───── DATASET ENTRIES

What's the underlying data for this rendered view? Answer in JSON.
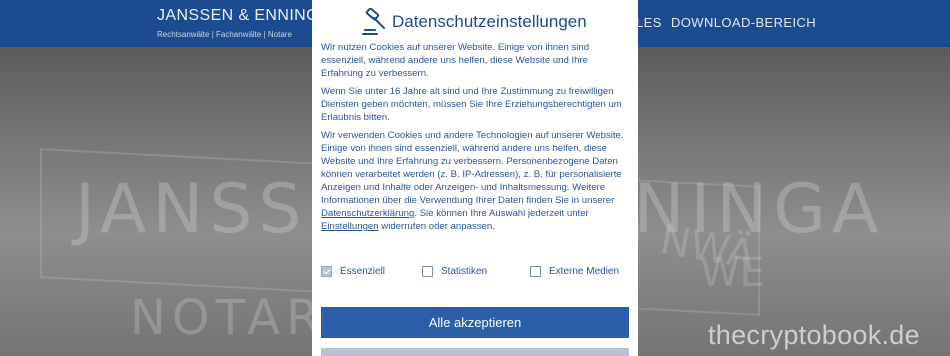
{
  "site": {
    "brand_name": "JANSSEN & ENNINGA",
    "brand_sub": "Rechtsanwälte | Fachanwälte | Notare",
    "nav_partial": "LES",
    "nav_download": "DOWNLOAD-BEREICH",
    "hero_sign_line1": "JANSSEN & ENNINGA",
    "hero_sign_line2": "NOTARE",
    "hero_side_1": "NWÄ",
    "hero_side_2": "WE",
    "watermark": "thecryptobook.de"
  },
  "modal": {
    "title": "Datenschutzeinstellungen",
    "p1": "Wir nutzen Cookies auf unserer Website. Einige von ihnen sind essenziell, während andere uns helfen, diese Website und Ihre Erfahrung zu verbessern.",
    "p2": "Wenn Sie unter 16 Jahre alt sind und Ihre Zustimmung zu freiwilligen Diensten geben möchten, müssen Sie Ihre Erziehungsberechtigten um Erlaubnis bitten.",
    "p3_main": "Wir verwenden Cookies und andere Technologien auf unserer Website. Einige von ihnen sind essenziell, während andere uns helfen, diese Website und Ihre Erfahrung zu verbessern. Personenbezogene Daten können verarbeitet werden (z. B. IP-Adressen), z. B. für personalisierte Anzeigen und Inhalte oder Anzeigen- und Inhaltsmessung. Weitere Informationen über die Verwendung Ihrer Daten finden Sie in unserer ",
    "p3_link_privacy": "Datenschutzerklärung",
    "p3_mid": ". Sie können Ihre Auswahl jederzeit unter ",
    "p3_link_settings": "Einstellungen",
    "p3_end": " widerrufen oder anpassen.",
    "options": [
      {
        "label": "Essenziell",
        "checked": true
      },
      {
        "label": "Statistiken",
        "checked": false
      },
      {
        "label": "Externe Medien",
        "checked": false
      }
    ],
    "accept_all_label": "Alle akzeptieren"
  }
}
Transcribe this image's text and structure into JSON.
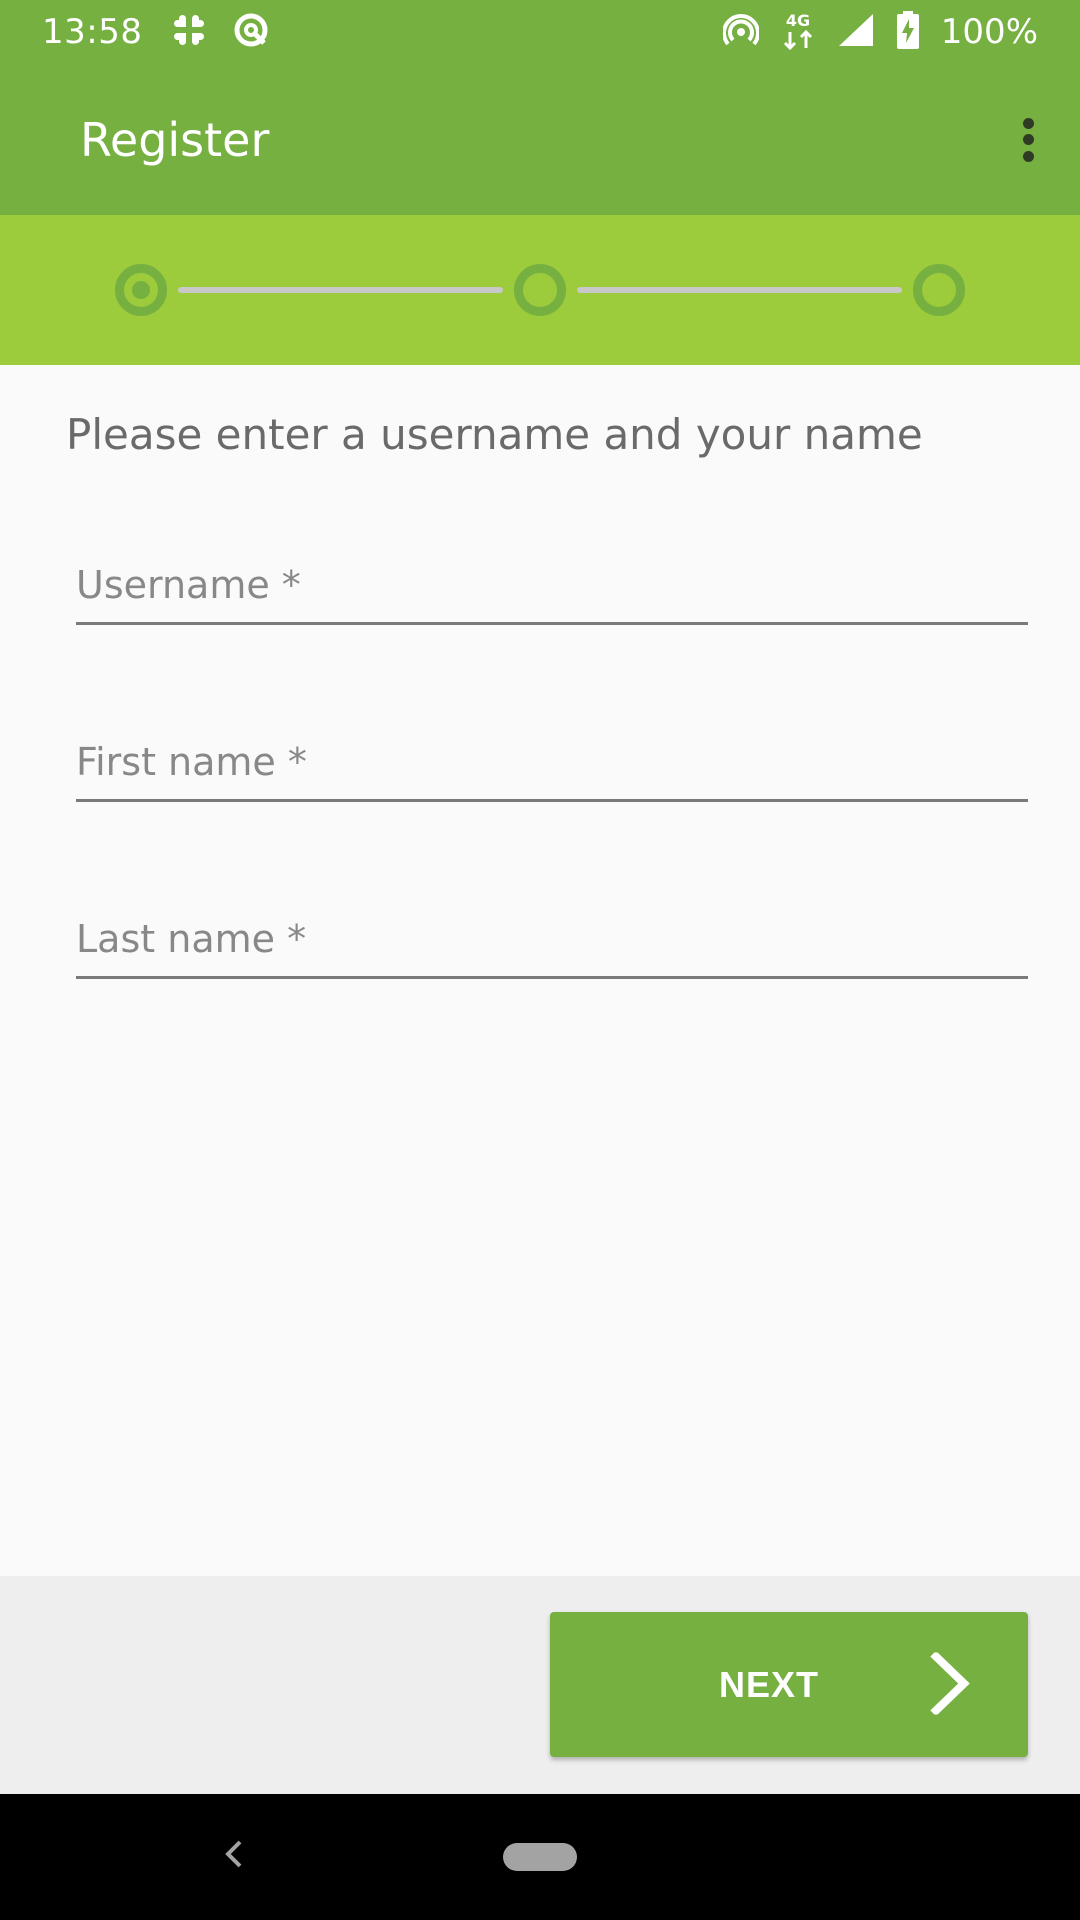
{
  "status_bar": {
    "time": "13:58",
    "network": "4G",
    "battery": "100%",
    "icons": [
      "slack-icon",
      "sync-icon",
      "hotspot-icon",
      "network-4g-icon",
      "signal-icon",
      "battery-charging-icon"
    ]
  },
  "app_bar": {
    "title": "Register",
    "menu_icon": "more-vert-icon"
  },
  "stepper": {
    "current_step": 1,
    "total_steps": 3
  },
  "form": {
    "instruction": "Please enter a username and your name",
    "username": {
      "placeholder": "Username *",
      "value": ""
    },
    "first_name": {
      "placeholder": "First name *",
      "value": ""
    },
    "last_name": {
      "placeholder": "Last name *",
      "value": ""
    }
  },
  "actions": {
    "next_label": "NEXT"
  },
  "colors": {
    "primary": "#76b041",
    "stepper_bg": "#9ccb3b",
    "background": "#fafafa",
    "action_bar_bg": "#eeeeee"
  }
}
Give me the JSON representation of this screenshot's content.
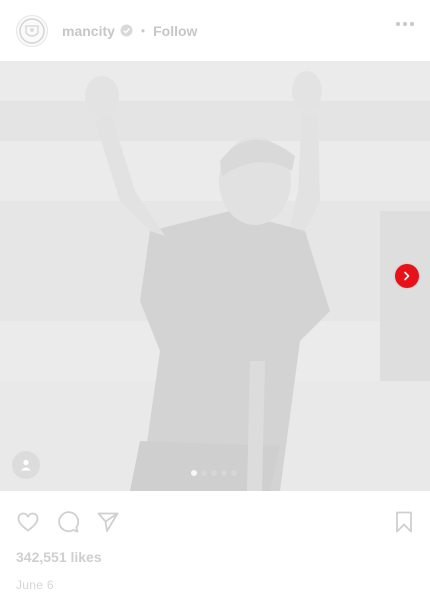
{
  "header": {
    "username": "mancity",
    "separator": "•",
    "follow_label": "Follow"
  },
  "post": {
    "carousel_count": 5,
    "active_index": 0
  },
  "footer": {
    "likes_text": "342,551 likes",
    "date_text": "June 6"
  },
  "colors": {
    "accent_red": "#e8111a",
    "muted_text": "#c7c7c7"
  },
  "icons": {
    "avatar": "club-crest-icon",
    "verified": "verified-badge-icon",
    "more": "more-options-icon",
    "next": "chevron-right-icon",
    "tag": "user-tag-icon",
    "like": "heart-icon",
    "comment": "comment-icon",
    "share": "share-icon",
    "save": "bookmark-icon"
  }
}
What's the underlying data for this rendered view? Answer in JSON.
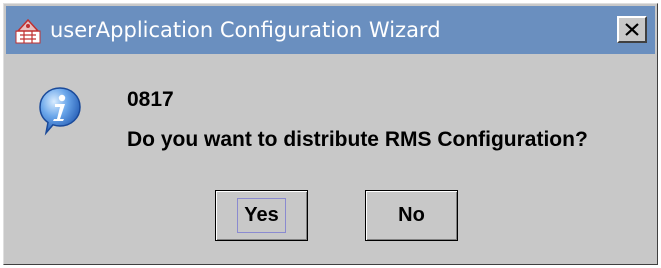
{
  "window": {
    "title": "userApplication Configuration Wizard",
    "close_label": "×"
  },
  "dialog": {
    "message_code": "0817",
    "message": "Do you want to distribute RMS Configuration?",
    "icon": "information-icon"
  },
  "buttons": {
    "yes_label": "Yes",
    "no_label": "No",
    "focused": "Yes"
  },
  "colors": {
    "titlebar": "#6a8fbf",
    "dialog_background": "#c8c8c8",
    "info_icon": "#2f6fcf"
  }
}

──────────

Filter the listing above for the string "ENNINGA" and copy every matching line.

    "brand_name": "JANSSEN & ENNINGA",
    "hero_sign_line1": "JANSSEN & ENNINGA",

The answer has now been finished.